State how many lines in the listing below include the word "Boundaries". Give nothing but the number.

* START EXERCISE MATERIALS *

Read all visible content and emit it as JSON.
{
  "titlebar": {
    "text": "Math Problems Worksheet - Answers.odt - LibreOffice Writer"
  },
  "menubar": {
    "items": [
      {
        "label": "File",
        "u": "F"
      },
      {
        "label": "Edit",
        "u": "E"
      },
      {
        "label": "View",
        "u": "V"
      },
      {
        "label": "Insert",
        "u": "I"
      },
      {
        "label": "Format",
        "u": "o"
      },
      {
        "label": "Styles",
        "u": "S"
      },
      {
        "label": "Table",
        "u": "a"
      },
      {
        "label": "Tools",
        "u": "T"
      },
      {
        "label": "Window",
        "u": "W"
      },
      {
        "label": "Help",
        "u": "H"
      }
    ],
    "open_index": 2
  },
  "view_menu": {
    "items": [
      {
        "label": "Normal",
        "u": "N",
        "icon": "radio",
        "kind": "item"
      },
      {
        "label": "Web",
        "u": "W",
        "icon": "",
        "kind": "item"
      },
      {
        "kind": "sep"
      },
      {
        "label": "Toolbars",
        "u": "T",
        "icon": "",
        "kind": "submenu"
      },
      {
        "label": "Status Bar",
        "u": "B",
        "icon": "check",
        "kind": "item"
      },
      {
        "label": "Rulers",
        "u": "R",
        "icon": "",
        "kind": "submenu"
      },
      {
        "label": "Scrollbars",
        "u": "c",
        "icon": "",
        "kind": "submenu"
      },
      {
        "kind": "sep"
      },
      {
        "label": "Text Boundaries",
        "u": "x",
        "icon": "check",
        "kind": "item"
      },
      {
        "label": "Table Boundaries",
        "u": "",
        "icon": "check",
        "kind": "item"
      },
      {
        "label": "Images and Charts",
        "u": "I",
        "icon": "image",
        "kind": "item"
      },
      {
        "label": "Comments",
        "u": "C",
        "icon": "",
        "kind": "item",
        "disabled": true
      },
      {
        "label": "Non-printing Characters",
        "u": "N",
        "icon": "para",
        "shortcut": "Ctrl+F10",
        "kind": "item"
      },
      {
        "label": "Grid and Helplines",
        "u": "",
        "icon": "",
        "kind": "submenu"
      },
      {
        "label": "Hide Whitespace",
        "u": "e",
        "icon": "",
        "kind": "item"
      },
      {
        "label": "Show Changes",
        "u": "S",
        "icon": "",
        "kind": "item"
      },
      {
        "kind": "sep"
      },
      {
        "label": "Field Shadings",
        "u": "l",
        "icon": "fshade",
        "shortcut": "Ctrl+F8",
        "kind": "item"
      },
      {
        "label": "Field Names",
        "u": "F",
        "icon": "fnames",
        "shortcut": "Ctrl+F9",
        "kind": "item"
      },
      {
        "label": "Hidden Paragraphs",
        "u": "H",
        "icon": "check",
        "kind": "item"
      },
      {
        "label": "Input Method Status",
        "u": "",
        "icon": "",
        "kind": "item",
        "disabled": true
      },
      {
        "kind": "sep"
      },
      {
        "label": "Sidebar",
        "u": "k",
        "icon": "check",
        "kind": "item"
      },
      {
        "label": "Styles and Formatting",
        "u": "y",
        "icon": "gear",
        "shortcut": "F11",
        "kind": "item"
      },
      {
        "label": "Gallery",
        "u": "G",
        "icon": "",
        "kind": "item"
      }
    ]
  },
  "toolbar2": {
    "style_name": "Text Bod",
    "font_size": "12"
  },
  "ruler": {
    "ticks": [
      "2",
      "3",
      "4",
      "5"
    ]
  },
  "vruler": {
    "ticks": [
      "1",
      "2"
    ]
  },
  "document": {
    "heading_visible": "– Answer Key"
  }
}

* END EXERCISE MATERIALS *
* START EXERCISE MATERIALS *

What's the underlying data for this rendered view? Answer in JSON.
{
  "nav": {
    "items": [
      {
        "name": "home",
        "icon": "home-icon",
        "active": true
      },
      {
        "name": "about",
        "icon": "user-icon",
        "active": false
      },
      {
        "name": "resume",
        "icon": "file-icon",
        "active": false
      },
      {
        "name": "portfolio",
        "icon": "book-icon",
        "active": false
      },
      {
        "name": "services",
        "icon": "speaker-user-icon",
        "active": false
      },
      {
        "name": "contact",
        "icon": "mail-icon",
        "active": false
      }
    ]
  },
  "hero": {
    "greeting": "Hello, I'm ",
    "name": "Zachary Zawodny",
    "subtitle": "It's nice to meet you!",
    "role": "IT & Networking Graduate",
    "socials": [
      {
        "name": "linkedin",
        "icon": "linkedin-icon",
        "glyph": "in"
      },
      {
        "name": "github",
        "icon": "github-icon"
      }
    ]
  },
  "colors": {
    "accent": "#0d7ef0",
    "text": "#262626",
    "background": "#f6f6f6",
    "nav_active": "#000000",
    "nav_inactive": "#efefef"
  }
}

* END EXERCISE MATERIALS *

- _COMPLETED EXERCISE_:
2